** BEGIN DOCUMENT SECTION **
TL;DR: Platform.sh (now Upsun) bills per CPU-hour, per GB-hour, per project, per user, per backup. Even a small app costs $50-100+/month. Miget gives you a fixed compute plan (CPU + RAM) and lets you run unlimited apps, workers, and databases inside it - one predictable monthly price starting at $5.
Quick Comparison
Pricing as of April 2026. Check Upsun's pricing page for current rates.
| Miget | Platform.sh / Upsun | |
|---|---|---|
| Pricing model | Fixed-capacity, per-resource | Usage-based (CPU-hour + GB-hour + storage + project fee) |
| Starting price | $0/month (free tier) | ~$50/month minimum (project fee + user + smallest resources) |
| Apps per plan | Unlimited | 1 project fee per project, resources billed separately |
| Managed PostgreSQL | Included ($0/month) | Billed per CPU-hour + memory-hour (service tier rates) |
| Managed Redis/Valkey | Included ($0/month) | Billed per CPU-hour + memory-hour |
| Isolation | MicroVM (CloudHypervisor) | Shared containers |
| Team members | 5 free on Hobby, 25 on Pro | Billed per user/month |
| Free tier | Yes (256 MiB, 0.1 vCPU, always on) | 15-day trial only |
| Preview environments | Included (unlimited) | Included (resources billed while running) |
| Custom domains + SSL | Included (auto-TLS) | Included |
| Build system | Docker / Migetpacks | Proprietary build system |
| Config format | Dockerfile or zero-config | YAML config files (.upsun/config.yaml) |
Understanding Platform.sh and Upsun Pricing
Before we compare specific scenarios, it helps to understand how Platform.sh/Upsun actually bills you. The pricing model has multiple dimensions, and the final monthly cost is rarely obvious from the marketing page.
How Upsun charges you
Upsun (the successor brand to Platform.sh) uses a component-based billing model with four main dimensions:
- Project fee - a flat monthly charge per project for orchestration, metrics, and build minutes
- Compute resources - CPU and memory billed per hour, with different rates for apps vs services
- Storage and backups - billed per GB per environment and per backup
- User licenses - a monthly fee per team member
The per-hour resource rates differ depending on whether you provision shared or dedicated CPU, and whether the resource is an application container or a managed service (database, cache). Service-tier resources cost more per hour than application resources.
** END DOCUMENT SECTION **
** BEGIN SUPPLIED DATA **
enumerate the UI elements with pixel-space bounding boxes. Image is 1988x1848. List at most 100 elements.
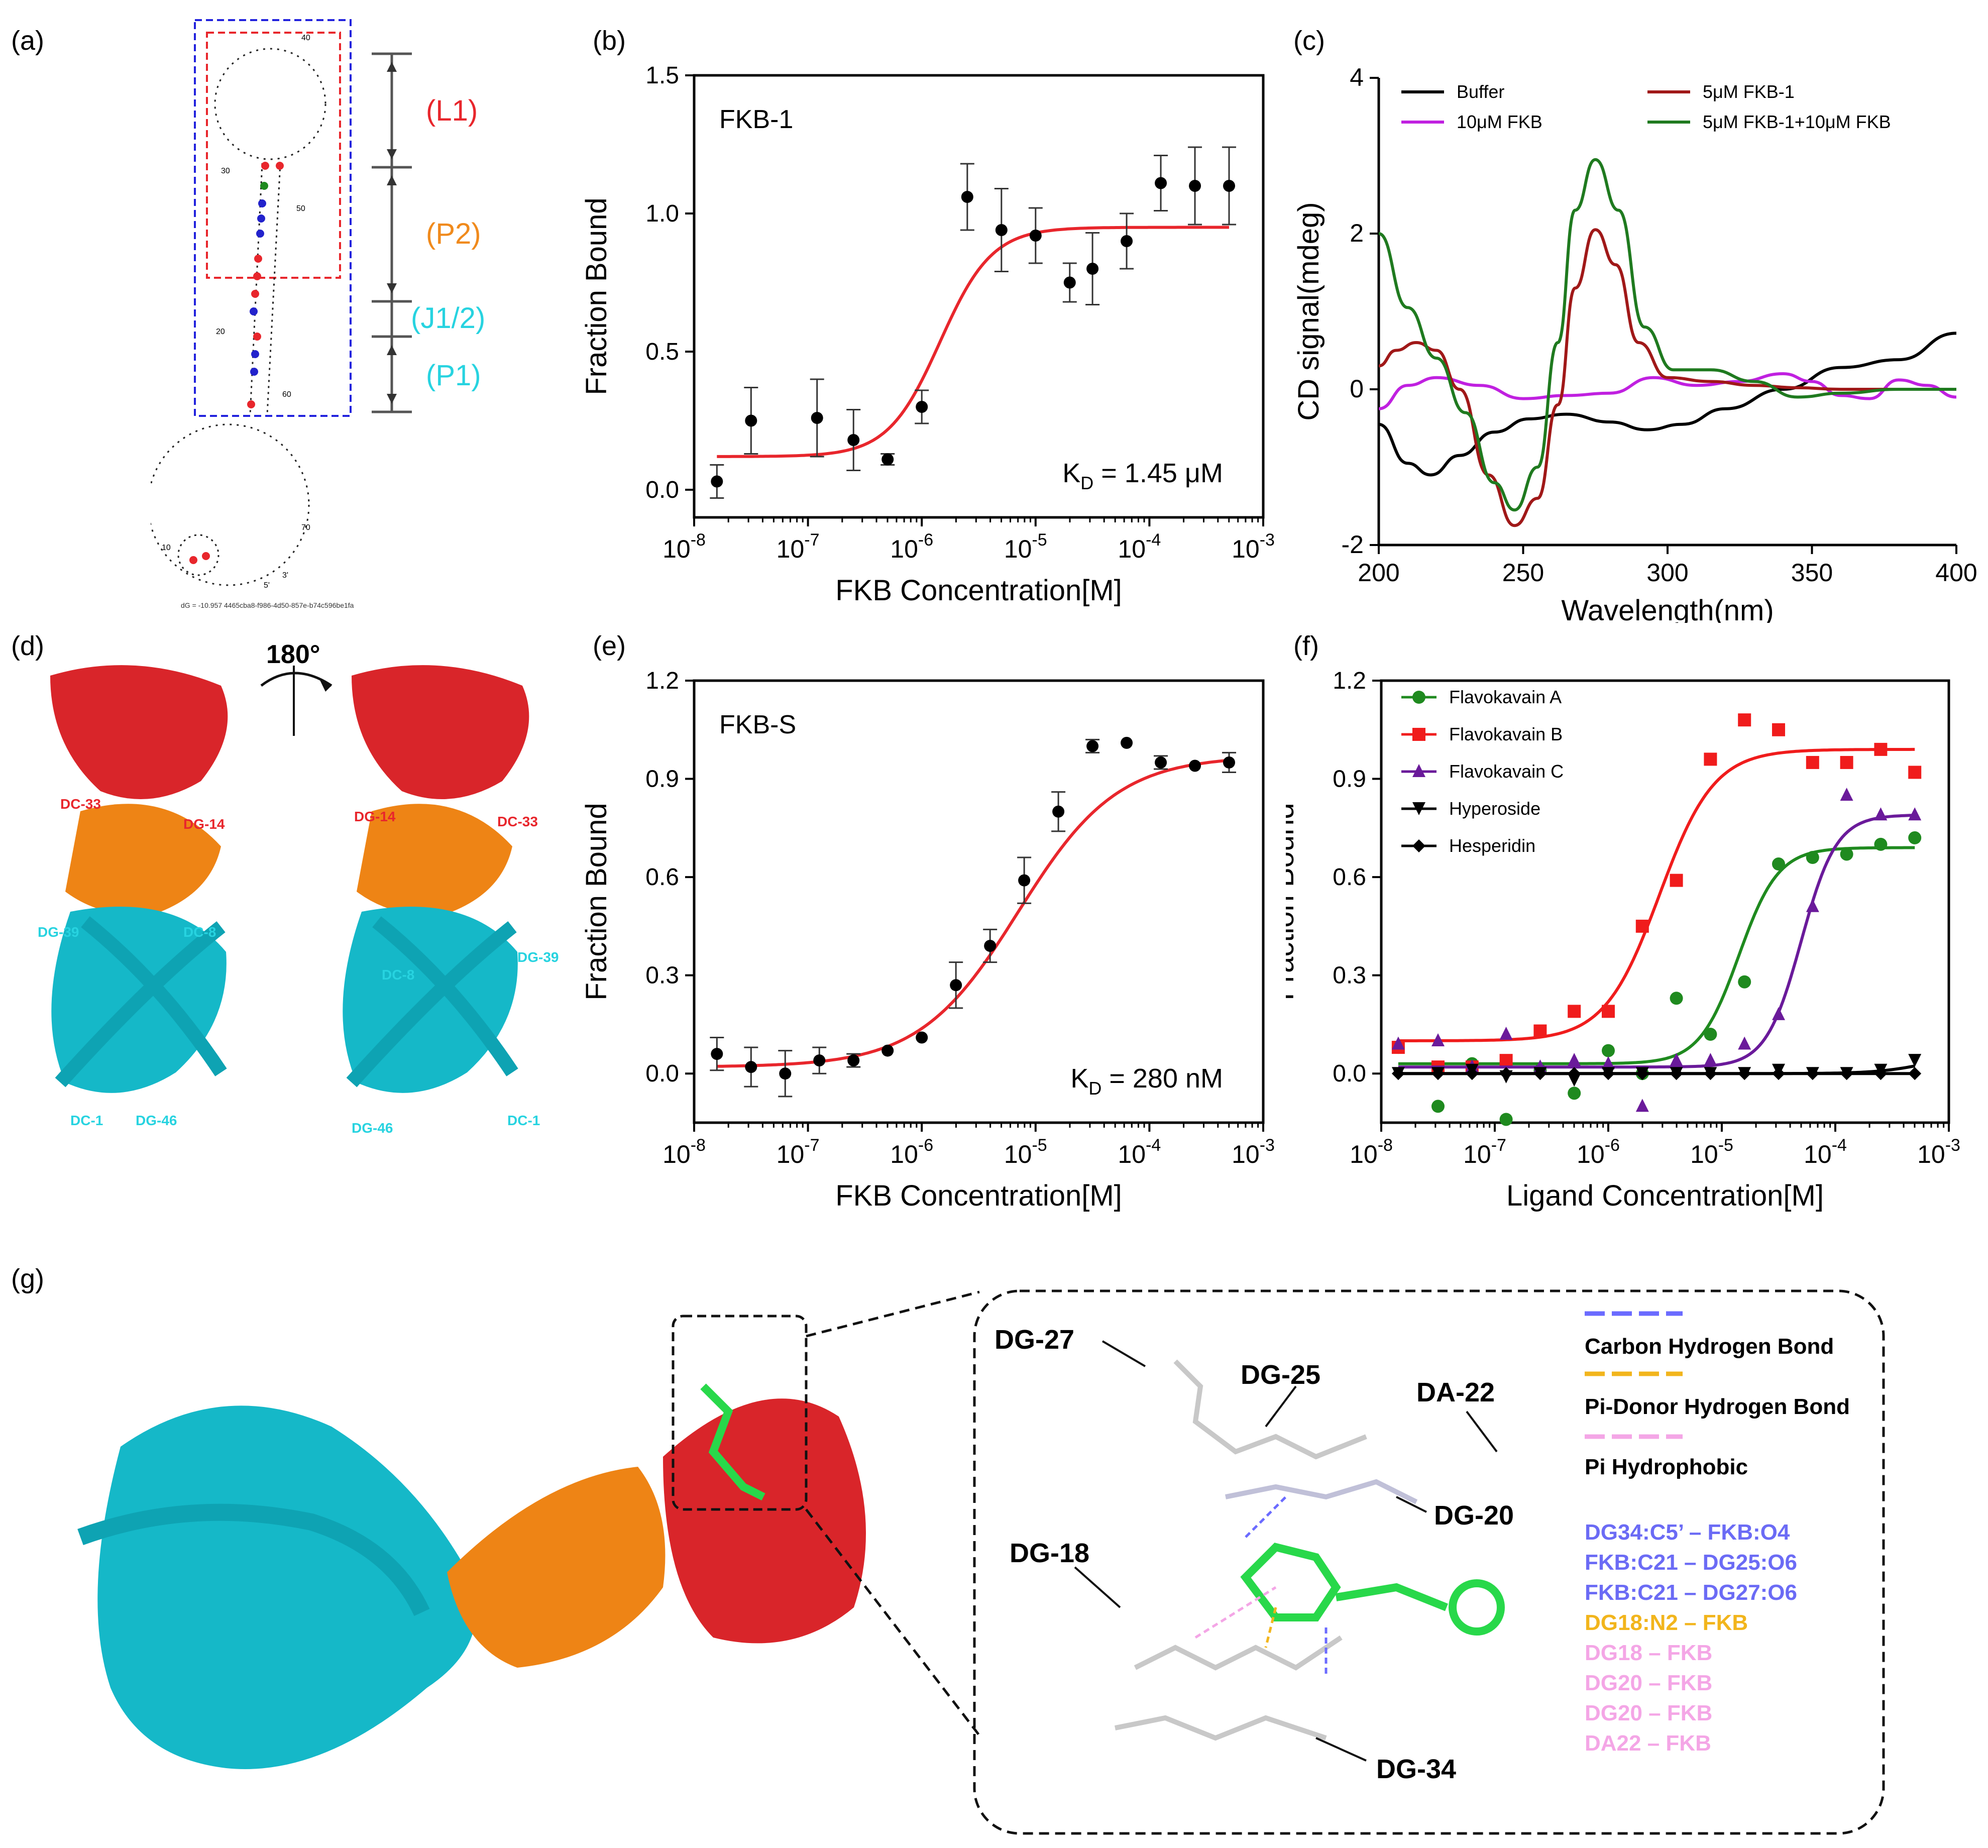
series-line (1378, 158, 1956, 512)
panel-label-g: (g) (11, 1264, 44, 1294)
kd-annotation: KD = 1.45 μM (1062, 458, 1223, 493)
interaction-entry: DG18 – FKB (1585, 1641, 1712, 1665)
kd-symbol: K (1070, 1063, 1088, 1094)
panel-label-e: (e) (593, 631, 626, 661)
x-axis-label: FKB Concentration[M] (835, 574, 1122, 607)
interaction-entry: FKB:C21 – DG25:O6 (1585, 1550, 1797, 1575)
stem-base-pairs (247, 162, 284, 408)
series-line (1378, 228, 1956, 527)
panel-a-secondary-structure: 40 30 50 20 60 10 70 5' 3' dG = -10.957 … (151, 19, 485, 609)
x-tick-exponent: -6 (918, 530, 933, 550)
x-tick-label: 200 (1358, 559, 1399, 587)
data-point (1602, 1044, 1615, 1057)
panel-label-d: (d) (11, 631, 44, 661)
data-point (1499, 1054, 1513, 1067)
legend-label: 10μM FKB (1457, 112, 1542, 132)
x-tick-exponent: -8 (691, 530, 706, 550)
interaction-entry: DG34:C5’ – FKB:O4 (1585, 1520, 1790, 1545)
data-point (1738, 713, 1751, 727)
structure-footer: dG = -10.957 4465cba8-f986-4d50-857e-b74… (181, 601, 354, 609)
y-tick-label: 0.3 (1333, 962, 1366, 989)
data-point (1670, 992, 1683, 1005)
x-tick-label: 10-7 (777, 1136, 820, 1168)
data-point (916, 1031, 928, 1044)
y-axis-label: Fraction Bound (1286, 803, 1300, 1000)
chart-e-fkbs-binding: 10-8 10-7 10-6 10-5 10-4 10-3 0.0 0.3 0.6 0.9 1.2 F… (580, 668, 1275, 1212)
nt-number: 60 (282, 390, 291, 399)
panel-d-3d-structure: 180° DC-33 DG-14 DG-39 DC-8 DC-1 DG-46 D… (38, 640, 559, 1136)
y-axis-label: Fraction Bound (580, 803, 613, 1000)
nt-number: 5' (264, 581, 270, 590)
data-point (1568, 1067, 1581, 1080)
x-tick-exponent: -4 (1832, 1136, 1847, 1155)
data-point (1908, 807, 1922, 821)
data-point (1568, 1073, 1581, 1087)
data-point (1670, 1067, 1683, 1080)
panel-label-b: (b) (593, 26, 626, 56)
legend-label: Carbon Hydrogen Bond (1585, 1334, 1834, 1359)
data-point (1499, 1027, 1513, 1040)
data-point (745, 1061, 757, 1073)
data-point (1155, 756, 1167, 769)
region-label-j12: (J1/2) (411, 302, 485, 335)
nt-number: 10 (162, 543, 171, 552)
legend-label: Pi Hydrophobic (1585, 1455, 1748, 1479)
x-tick-exponent: -6 (1605, 1136, 1620, 1155)
x-tick-label: 300 (1646, 559, 1688, 587)
data-point (1029, 230, 1042, 242)
data-point (1908, 831, 1922, 844)
x-tick-exponent: -8 (691, 1136, 706, 1155)
interaction-entry: DA22 – FKB (1585, 1731, 1711, 1756)
y-tick-label: 0.5 (645, 339, 679, 365)
legend-label: Pi-Donor Hydrogen Bond (1585, 1394, 1850, 1419)
residue-label-right: DG-46 (352, 1120, 393, 1136)
y-tick-label: 0.3 (645, 962, 679, 989)
data-point (745, 414, 757, 427)
kd-symbol: K (1062, 458, 1080, 488)
data-point (1063, 276, 1076, 289)
data-point (1412, 839, 1425, 852)
nt-number: 40 (301, 34, 310, 42)
x-tick-label: 10-4 (1118, 530, 1161, 563)
fit-curve (1398, 747, 1915, 1042)
data-point (1533, 1067, 1547, 1080)
x-tick-exponent: -3 (1260, 1136, 1275, 1155)
kd-subscript: D (1088, 1078, 1101, 1099)
legend-label: Flavokavain B (1449, 724, 1563, 744)
x-tick-exponent: -4 (1146, 530, 1161, 550)
x-tick-label: 10-4 (1804, 1136, 1847, 1168)
y-tick-label: 0 (1350, 375, 1364, 403)
x-tick-exponent: -3 (1260, 530, 1275, 550)
x-tick-exponent: -5 (1032, 530, 1047, 550)
y-axis-label: Fraction Bound (580, 197, 613, 395)
data-point (1704, 752, 1717, 766)
data-point (1391, 1067, 1405, 1080)
kd-value: = 1.45 μM (1093, 458, 1223, 488)
data-point (1412, 691, 1425, 704)
data-point (984, 940, 997, 952)
residue-label-right: DG-39 (517, 949, 559, 965)
y-tick-label: 1.0 (645, 200, 679, 227)
region-label-l1: (L1) (426, 94, 478, 127)
nt-number: 3' (282, 571, 288, 580)
x-tick-label: 10-3 (1917, 1136, 1960, 1168)
data-point (1670, 1053, 1683, 1066)
data-point (1121, 235, 1133, 247)
data-point (881, 453, 894, 466)
data-point (1431, 1067, 1445, 1080)
legend-label: Hesperidin (1449, 835, 1535, 856)
data-point (881, 1044, 894, 1057)
legend-label: Flavokavain A (1449, 687, 1562, 707)
x-tick-label: 10-7 (777, 530, 820, 563)
legend-label: 5μM FKB-1+10μM FKB (1703, 112, 1891, 132)
y-tick-label: 0.0 (645, 477, 679, 503)
data-point (1840, 755, 1853, 769)
data-point (1121, 736, 1133, 749)
binding-site-sticks (1115, 1359, 1505, 1741)
residue-label-right: DC-33 (497, 814, 538, 829)
x-tick-label: 10-8 (662, 1136, 706, 1168)
data-point (1431, 1033, 1445, 1047)
residue-label-right: DG-14 (354, 809, 396, 824)
data-point (1806, 1067, 1819, 1080)
residue-label-dg27: DG-27 (995, 1325, 1074, 1355)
** END SUPPLIED DATA **
REQUIRED ACTIONS.
• a. Quote the pricing comparison word for word, between "How Upsun charges" and "than application resources.", inclusive.
• b. Write the next part of the pricing comparison, picking up after its final sentence.
Nothing in the data is needed for this work.

ANSWER LIST.
• a.
How Upsun charges you
Upsun (the successor brand to Platform.sh) uses a component-based billing model with four main dimensions:
- Project fee - a flat monthly charge per project for orchestration, metrics, and build minutes
- Compute resources - CPU and memory billed per hour, with different rates for apps vs services
- Storage and backups - billed per GB per environment and per backup
- User licenses - a monthly fee per team member
The per-hour resource rates differ depending on whether you provision shared or dedicated CPU, and whether the resource is an application container or a managed service (database, cache). Service-tier resources cost more per hour than application resources.

• b.
This means you do not just pay for "a server." You pay separately for each container's CPU time, each container's memory time, each GB of disk, each backup snapshot, each project, and each user. Preview environments multiply these costs because every running environment provisions its own resources.
The hidden complexity
The usage-based model sounds flexible on paper. In practice, it makes cost prediction difficult. Your bill changes when you add a preview environment, resize a service, take a backup, or onboard a team member. Developers report spending significant time trying to estimate what a deployment change will cost before they make it.
For enterprise teams with platform engineering staff and procurement workflows, this granularity can be valuable. For indie developers, startups, and small product teams, it is overhead that slows down shipping.
Pricing Breakdown: Real Numbers
This is where the difference becomes concrete. We will compare three scenarios at different scales.
All Upsun pricing as of April 2026, calculated from their published per-hour rates (assuming 732 hours/month average). Miget pricing from miget.com/plans.
Scenario 1: Solo developer - 1 web app + PostgreSQL
A single web application with a managed PostgreSQL database. The most basic production setup.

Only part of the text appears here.